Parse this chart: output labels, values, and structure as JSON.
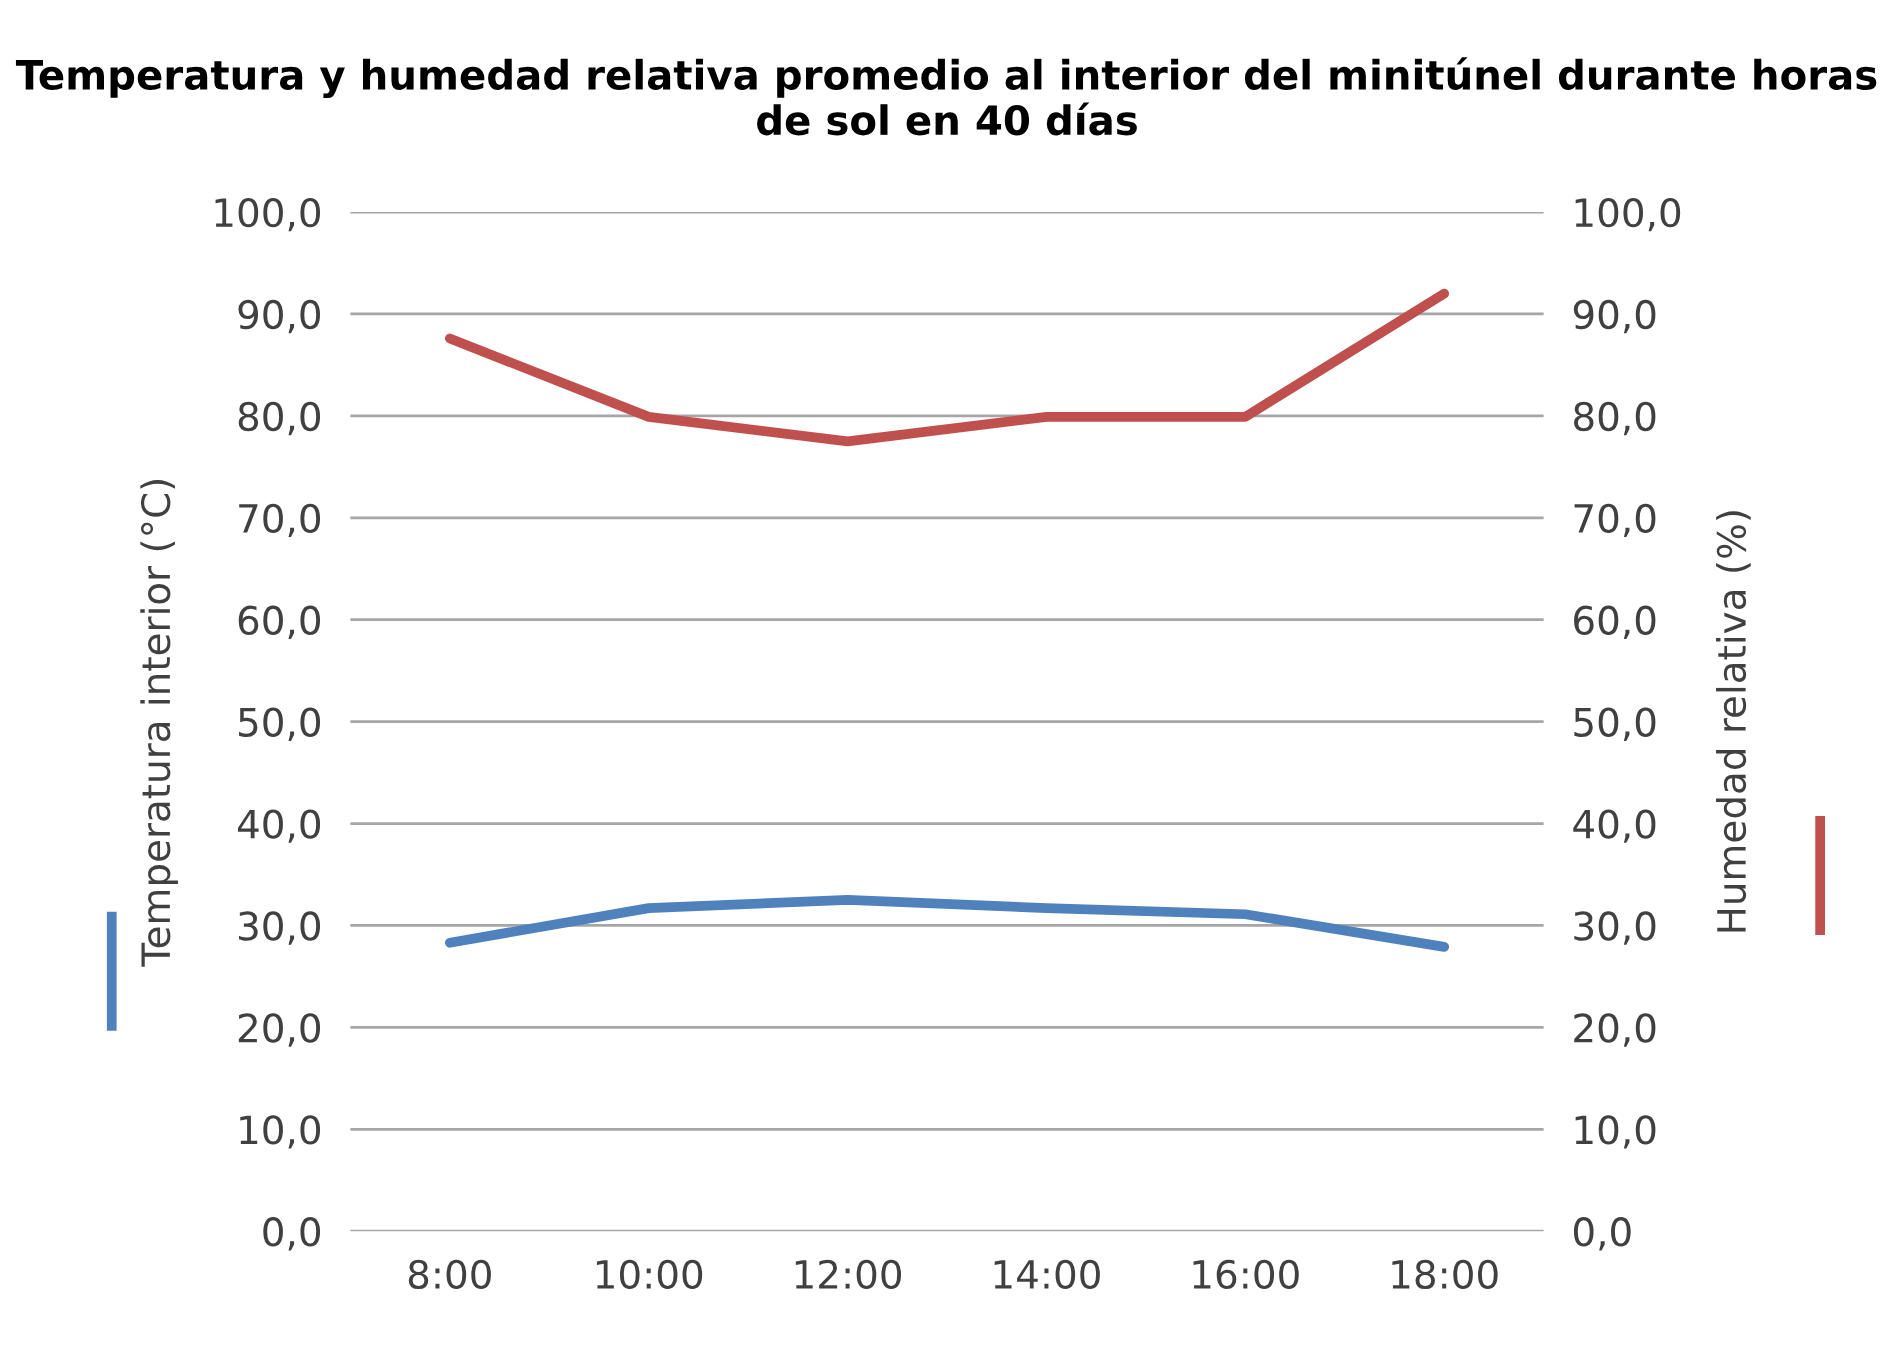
{
  "chart_data": {
    "type": "line",
    "title": "Temperatura y humedad relativa promedio al interior del minitúnel durante horas de sol en 40 días",
    "ylabel": "Temperatura interior (°C)",
    "y2label": "Humedad relativa (%)",
    "categories": [
      "8:00",
      "10:00",
      "12:00",
      "14:00",
      "16:00",
      "18:00"
    ],
    "series": [
      {
        "color": "#4f81bd",
        "values": [
          28.3,
          31.7,
          32.5,
          31.7,
          31.1,
          27.9
        ]
      },
      {
        "color": "#c0504d",
        "axis": "y2",
        "values": [
          87.6,
          79.9,
          77.5,
          79.9,
          79.9,
          92.0
        ]
      }
    ],
    "ylim": [
      0,
      100
    ],
    "yticks": [
      {
        "value": 0,
        "label": "0,0"
      },
      {
        "value": 10,
        "label": "10,0"
      },
      {
        "value": 20,
        "label": "20,0"
      },
      {
        "value": 30,
        "label": "30,0"
      },
      {
        "value": 40,
        "label": "40,0"
      },
      {
        "value": 50,
        "label": "50,0"
      },
      {
        "value": 60,
        "label": "60,0"
      },
      {
        "value": 70,
        "label": "70,0"
      },
      {
        "value": 80,
        "label": "80,0"
      },
      {
        "value": 90,
        "label": "90,0"
      },
      {
        "value": 100,
        "label": "100,0"
      }
    ],
    "y2lim": [
      0,
      100
    ],
    "y2ticks": [
      {
        "value": 0,
        "label": "0,0"
      },
      {
        "value": 10,
        "label": "10,0"
      },
      {
        "value": 20,
        "label": "20,0"
      },
      {
        "value": 30,
        "label": "30,0"
      },
      {
        "value": 40,
        "label": "40,0"
      },
      {
        "value": 50,
        "label": "50,0"
      },
      {
        "value": 60,
        "label": "60,0"
      },
      {
        "value": 70,
        "label": "70,0"
      },
      {
        "value": 80,
        "label": "80,0"
      },
      {
        "value": 90,
        "label": "90,0"
      },
      {
        "value": 100,
        "label": "100,0"
      }
    ],
    "grid": "y"
  }
}
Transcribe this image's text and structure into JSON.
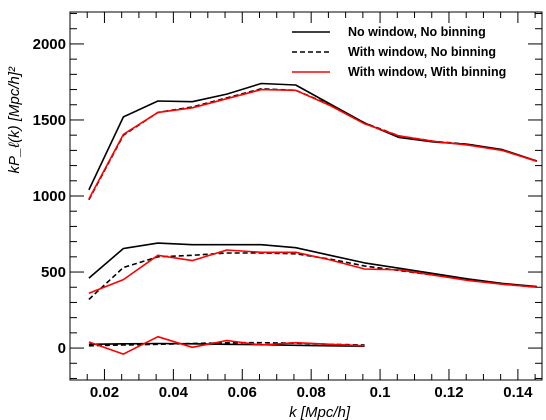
{
  "chart_data": {
    "type": "line",
    "xlabel": "k  [Mpc/h]",
    "ylabel": "kP_ℓ(k)  [Mpc/h]²",
    "xlim": [
      0.01,
      0.147
    ],
    "ylim": [
      -210,
      2210
    ],
    "xticks": [
      0.02,
      0.04,
      0.06,
      0.08,
      0.1,
      0.12,
      0.14
    ],
    "xtick_labels": [
      "0.02",
      "0.04",
      "0.06",
      "0.08",
      "0.1",
      "0.12",
      "0.14"
    ],
    "yticks": [
      0,
      500,
      1000,
      1500,
      2000
    ],
    "ytick_labels": [
      "0",
      "500",
      "1000",
      "1500",
      "2000"
    ],
    "grid": false,
    "legend_position": "top-right",
    "legend": [
      {
        "label": "No window, No binning",
        "color": "#000000",
        "style": "solid"
      },
      {
        "label": "With window, No binning",
        "color": "#000000",
        "style": "dashed"
      },
      {
        "label": "With window, With binning",
        "color": "#ff0000",
        "style": "solid"
      }
    ],
    "series": [
      {
        "legend_index": 0,
        "color": "#000000",
        "style": "solid",
        "x": [
          0.0155,
          0.0255,
          0.0355,
          0.0455,
          0.0555,
          0.0655,
          0.0755,
          0.0855,
          0.0955,
          0.1055,
          0.1155,
          0.1255,
          0.1355,
          0.1455
        ],
        "y": [
          1040,
          1520,
          1625,
          1620,
          1670,
          1740,
          1730,
          1605,
          1480,
          1385,
          1355,
          1340,
          1305,
          1230
        ]
      },
      {
        "legend_index": 1,
        "color": "#000000",
        "style": "dashed",
        "x": [
          0.0155,
          0.0255,
          0.0355,
          0.0455,
          0.0555,
          0.0655,
          0.0755,
          0.0855,
          0.0955,
          0.1055,
          0.1155,
          0.1255,
          0.1355,
          0.1455
        ],
        "y": [
          975,
          1400,
          1550,
          1585,
          1645,
          1705,
          1695,
          1600,
          1480,
          1395,
          1360,
          1340,
          1300,
          1230
        ]
      },
      {
        "legend_index": 2,
        "color": "#ff0000",
        "style": "solid",
        "x": [
          0.0155,
          0.0255,
          0.0355,
          0.0455,
          0.0555,
          0.0655,
          0.0755,
          0.0855,
          0.0955,
          0.1055,
          0.1155,
          0.1255,
          0.1355,
          0.1455
        ],
        "y": [
          980,
          1405,
          1550,
          1580,
          1640,
          1700,
          1695,
          1595,
          1475,
          1395,
          1360,
          1335,
          1300,
          1228
        ]
      },
      {
        "legend_index": 0,
        "color": "#000000",
        "style": "solid",
        "x": [
          0.0155,
          0.0255,
          0.0355,
          0.0455,
          0.0555,
          0.0655,
          0.0755,
          0.0855,
          0.0955,
          0.1055,
          0.1155,
          0.1255,
          0.1355,
          0.1455
        ],
        "y": [
          460,
          655,
          690,
          680,
          680,
          680,
          660,
          610,
          560,
          525,
          490,
          455,
          425,
          405
        ]
      },
      {
        "legend_index": 1,
        "color": "#000000",
        "style": "dashed",
        "x": [
          0.0155,
          0.0255,
          0.0355,
          0.0455,
          0.0555,
          0.0655,
          0.0755,
          0.0855,
          0.0955,
          0.1055,
          0.1155,
          0.1255,
          0.1355,
          0.1455
        ],
        "y": [
          320,
          530,
          600,
          610,
          625,
          625,
          620,
          585,
          540,
          510,
          480,
          450,
          420,
          400
        ]
      },
      {
        "legend_index": 2,
        "color": "#ff0000",
        "style": "solid",
        "x": [
          0.0155,
          0.0255,
          0.0355,
          0.0455,
          0.0555,
          0.0655,
          0.0755,
          0.0855,
          0.0955,
          0.1055,
          0.1155,
          0.1255,
          0.1355,
          0.1455
        ],
        "y": [
          360,
          450,
          610,
          575,
          645,
          630,
          630,
          580,
          520,
          515,
          480,
          445,
          420,
          400
        ]
      },
      {
        "legend_index": 0,
        "color": "#000000",
        "style": "solid",
        "x": [
          0.0155,
          0.0255,
          0.0355,
          0.0455,
          0.0555,
          0.0655,
          0.0755,
          0.0855,
          0.0955
        ],
        "y": [
          25,
          28,
          30,
          28,
          25,
          22,
          18,
          15,
          12
        ]
      },
      {
        "legend_index": 1,
        "color": "#000000",
        "style": "dashed",
        "x": [
          0.0155,
          0.0255,
          0.0355,
          0.0455,
          0.0555,
          0.0655,
          0.0755,
          0.0855,
          0.0955
        ],
        "y": [
          15,
          20,
          25,
          30,
          35,
          35,
          32,
          25,
          20
        ]
      },
      {
        "legend_index": 2,
        "color": "#ff0000",
        "style": "solid",
        "x": [
          0.0155,
          0.0255,
          0.0355,
          0.0455,
          0.0555,
          0.0655,
          0.0755,
          0.0855,
          0.0955
        ],
        "y": [
          40,
          -40,
          75,
          5,
          50,
          20,
          35,
          25,
          15
        ]
      }
    ]
  }
}
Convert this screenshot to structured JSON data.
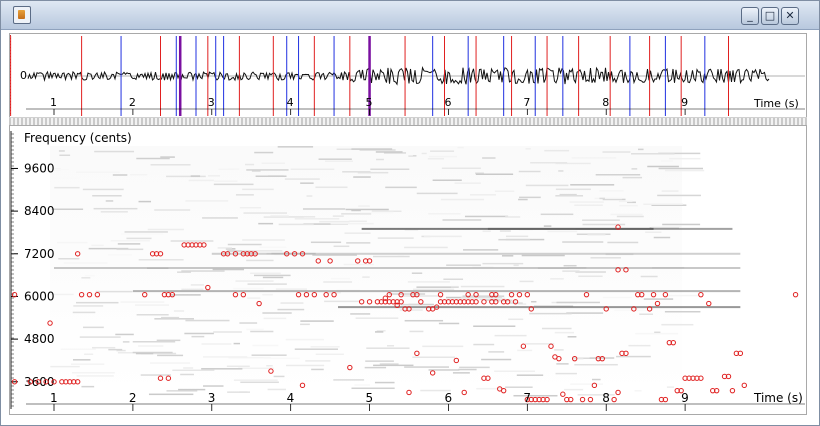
{
  "window": {
    "title": "",
    "buttons": {
      "minimize": "_",
      "maximize": "□",
      "close": "✕"
    }
  },
  "waveform_panel": {
    "axis_label": "Time (s)",
    "amplitude_label": "0",
    "time_ticks": [
      "1",
      "2",
      "3",
      "4",
      "5",
      "6",
      "7",
      "8",
      "9"
    ],
    "markers_red": [
      0.45,
      1.35,
      2.35,
      2.95,
      3.35,
      3.78,
      4.3,
      4.75,
      5.45,
      5.95,
      6.35,
      6.8,
      7.25,
      7.65,
      8.05,
      8.55,
      8.95,
      9.55
    ],
    "markers_blue": [
      1.85,
      2.55,
      2.8,
      3.05,
      3.15,
      3.95,
      4.1,
      4.55,
      5.8,
      6.25,
      6.7,
      7.1,
      7.45,
      8.3,
      8.75,
      9.25
    ],
    "markers_purple": [
      2.6,
      5.0
    ],
    "colors": {
      "red": "#e02020",
      "blue": "#2030e0",
      "purple": "#7a10a0"
    }
  },
  "spectrogram_panel": {
    "axis_label": "Frequency (cents)",
    "x_label": "Time (s)",
    "y_ticks": [
      "9600",
      "8400",
      "7200",
      "6000",
      "4800",
      "3600"
    ],
    "time_ticks": [
      "1",
      "2",
      "3",
      "4",
      "5",
      "6",
      "7",
      "8",
      "9"
    ],
    "point_color": "#e02020"
  },
  "chart_data": {
    "type": "scatter",
    "title": "",
    "xlabel": "Time (s)",
    "ylabel": "Frequency (cents)",
    "xlim": [
      0.5,
      10.5
    ],
    "ylim": [
      3200,
      10400
    ],
    "series": [
      {
        "points": [
          [
            0.5,
            3600
          ],
          [
            0.7,
            3600
          ],
          [
            0.8,
            3600
          ],
          [
            0.9,
            3600
          ],
          [
            1.0,
            3600
          ],
          [
            1.1,
            3600
          ],
          [
            1.15,
            3600
          ],
          [
            1.2,
            3600
          ],
          [
            1.25,
            3600
          ],
          [
            1.3,
            3600
          ],
          [
            0.5,
            6050
          ],
          [
            0.95,
            5250
          ],
          [
            1.3,
            7200
          ],
          [
            1.35,
            6050
          ],
          [
            1.45,
            6050
          ],
          [
            1.55,
            6050
          ],
          [
            2.15,
            6050
          ],
          [
            2.25,
            7200
          ],
          [
            2.3,
            7200
          ],
          [
            2.35,
            7200
          ],
          [
            2.4,
            6050
          ],
          [
            2.45,
            6050
          ],
          [
            2.5,
            6050
          ],
          [
            2.35,
            3700
          ],
          [
            2.45,
            3700
          ],
          [
            2.65,
            7450
          ],
          [
            2.7,
            7450
          ],
          [
            2.75,
            7450
          ],
          [
            2.8,
            7450
          ],
          [
            2.85,
            7450
          ],
          [
            2.9,
            7450
          ],
          [
            2.95,
            6250
          ],
          [
            3.15,
            7200
          ],
          [
            3.2,
            7200
          ],
          [
            3.3,
            7200
          ],
          [
            3.4,
            7200
          ],
          [
            3.45,
            7200
          ],
          [
            3.5,
            7200
          ],
          [
            3.55,
            7200
          ],
          [
            3.3,
            6050
          ],
          [
            3.4,
            6050
          ],
          [
            3.6,
            5800
          ],
          [
            3.75,
            3900
          ],
          [
            3.95,
            7200
          ],
          [
            4.05,
            7200
          ],
          [
            4.15,
            7200
          ],
          [
            4.1,
            6050
          ],
          [
            4.2,
            6050
          ],
          [
            4.3,
            6050
          ],
          [
            4.45,
            6050
          ],
          [
            4.15,
            3500
          ],
          [
            4.35,
            7000
          ],
          [
            4.5,
            7000
          ],
          [
            4.55,
            6050
          ],
          [
            4.75,
            4000
          ],
          [
            4.85,
            7000
          ],
          [
            4.95,
            7000
          ],
          [
            5.0,
            7000
          ],
          [
            4.9,
            5850
          ],
          [
            5.0,
            5850
          ],
          [
            5.1,
            5850
          ],
          [
            5.15,
            5850
          ],
          [
            5.2,
            5850
          ],
          [
            5.25,
            5850
          ],
          [
            5.3,
            5850
          ],
          [
            5.35,
            5850
          ],
          [
            5.4,
            5850
          ],
          [
            5.2,
            5950
          ],
          [
            5.25,
            6050
          ],
          [
            5.35,
            5750
          ],
          [
            5.4,
            6050
          ],
          [
            5.45,
            5650
          ],
          [
            5.5,
            5650
          ],
          [
            5.55,
            6050
          ],
          [
            5.6,
            6050
          ],
          [
            5.65,
            5850
          ],
          [
            5.75,
            5650
          ],
          [
            5.8,
            5650
          ],
          [
            5.85,
            5700
          ],
          [
            5.9,
            5850
          ],
          [
            5.95,
            5850
          ],
          [
            6.0,
            5850
          ],
          [
            6.05,
            5850
          ],
          [
            6.1,
            5850
          ],
          [
            6.15,
            5850
          ],
          [
            6.2,
            5850
          ],
          [
            6.25,
            5850
          ],
          [
            6.3,
            5850
          ],
          [
            6.35,
            5850
          ],
          [
            6.45,
            5850
          ],
          [
            6.55,
            5850
          ],
          [
            6.6,
            5850
          ],
          [
            6.7,
            5850
          ],
          [
            6.75,
            5850
          ],
          [
            6.85,
            5850
          ],
          [
            5.8,
            3850
          ],
          [
            5.9,
            6050
          ],
          [
            6.1,
            4200
          ],
          [
            6.2,
            3300
          ],
          [
            6.25,
            6050
          ],
          [
            6.35,
            6050
          ],
          [
            6.45,
            3700
          ],
          [
            6.5,
            3700
          ],
          [
            6.55,
            6050
          ],
          [
            6.6,
            6050
          ],
          [
            5.5,
            3300
          ],
          [
            5.6,
            4400
          ],
          [
            6.65,
            3400
          ],
          [
            6.7,
            3350
          ],
          [
            6.8,
            6050
          ],
          [
            6.9,
            6050
          ],
          [
            6.95,
            4600
          ],
          [
            7.0,
            6050
          ],
          [
            7.05,
            5650
          ],
          [
            7.0,
            3100
          ],
          [
            7.05,
            3100
          ],
          [
            7.1,
            3100
          ],
          [
            7.15,
            3100
          ],
          [
            7.2,
            3100
          ],
          [
            7.25,
            3100
          ],
          [
            7.3,
            4600
          ],
          [
            7.35,
            4300
          ],
          [
            7.4,
            4250
          ],
          [
            7.45,
            3250
          ],
          [
            7.5,
            3100
          ],
          [
            7.55,
            3100
          ],
          [
            7.6,
            4250
          ],
          [
            7.7,
            3100
          ],
          [
            7.75,
            6050
          ],
          [
            7.8,
            3100
          ],
          [
            7.85,
            3500
          ],
          [
            7.9,
            4250
          ],
          [
            7.95,
            4250
          ],
          [
            8.0,
            5650
          ],
          [
            8.1,
            3100
          ],
          [
            8.15,
            3300
          ],
          [
            8.2,
            4400
          ],
          [
            8.25,
            4400
          ],
          [
            8.35,
            5650
          ],
          [
            8.4,
            6050
          ],
          [
            8.45,
            6050
          ],
          [
            8.55,
            5650
          ],
          [
            8.65,
            5800
          ],
          [
            8.6,
            6050
          ],
          [
            8.7,
            3100
          ],
          [
            8.75,
            3100
          ],
          [
            8.75,
            6050
          ],
          [
            8.8,
            4700
          ],
          [
            8.85,
            4700
          ],
          [
            8.9,
            3350
          ],
          [
            8.95,
            3350
          ],
          [
            9.0,
            3700
          ],
          [
            9.05,
            3700
          ],
          [
            9.1,
            3700
          ],
          [
            9.15,
            3700
          ],
          [
            9.2,
            3700
          ],
          [
            9.2,
            6050
          ],
          [
            9.3,
            5800
          ],
          [
            9.35,
            3350
          ],
          [
            9.4,
            3350
          ],
          [
            9.5,
            3750
          ],
          [
            9.55,
            3750
          ],
          [
            9.6,
            3350
          ],
          [
            9.65,
            4400
          ],
          [
            9.7,
            4400
          ],
          [
            9.75,
            3500
          ],
          [
            8.15,
            7950
          ],
          [
            8.15,
            6750
          ],
          [
            8.25,
            6750
          ],
          [
            10.4,
            6050
          ]
        ]
      }
    ]
  }
}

# Exercise prompt
Of the lines in the material, how many hold the word "ylabel"? Reply with the number only.

# Solution below
3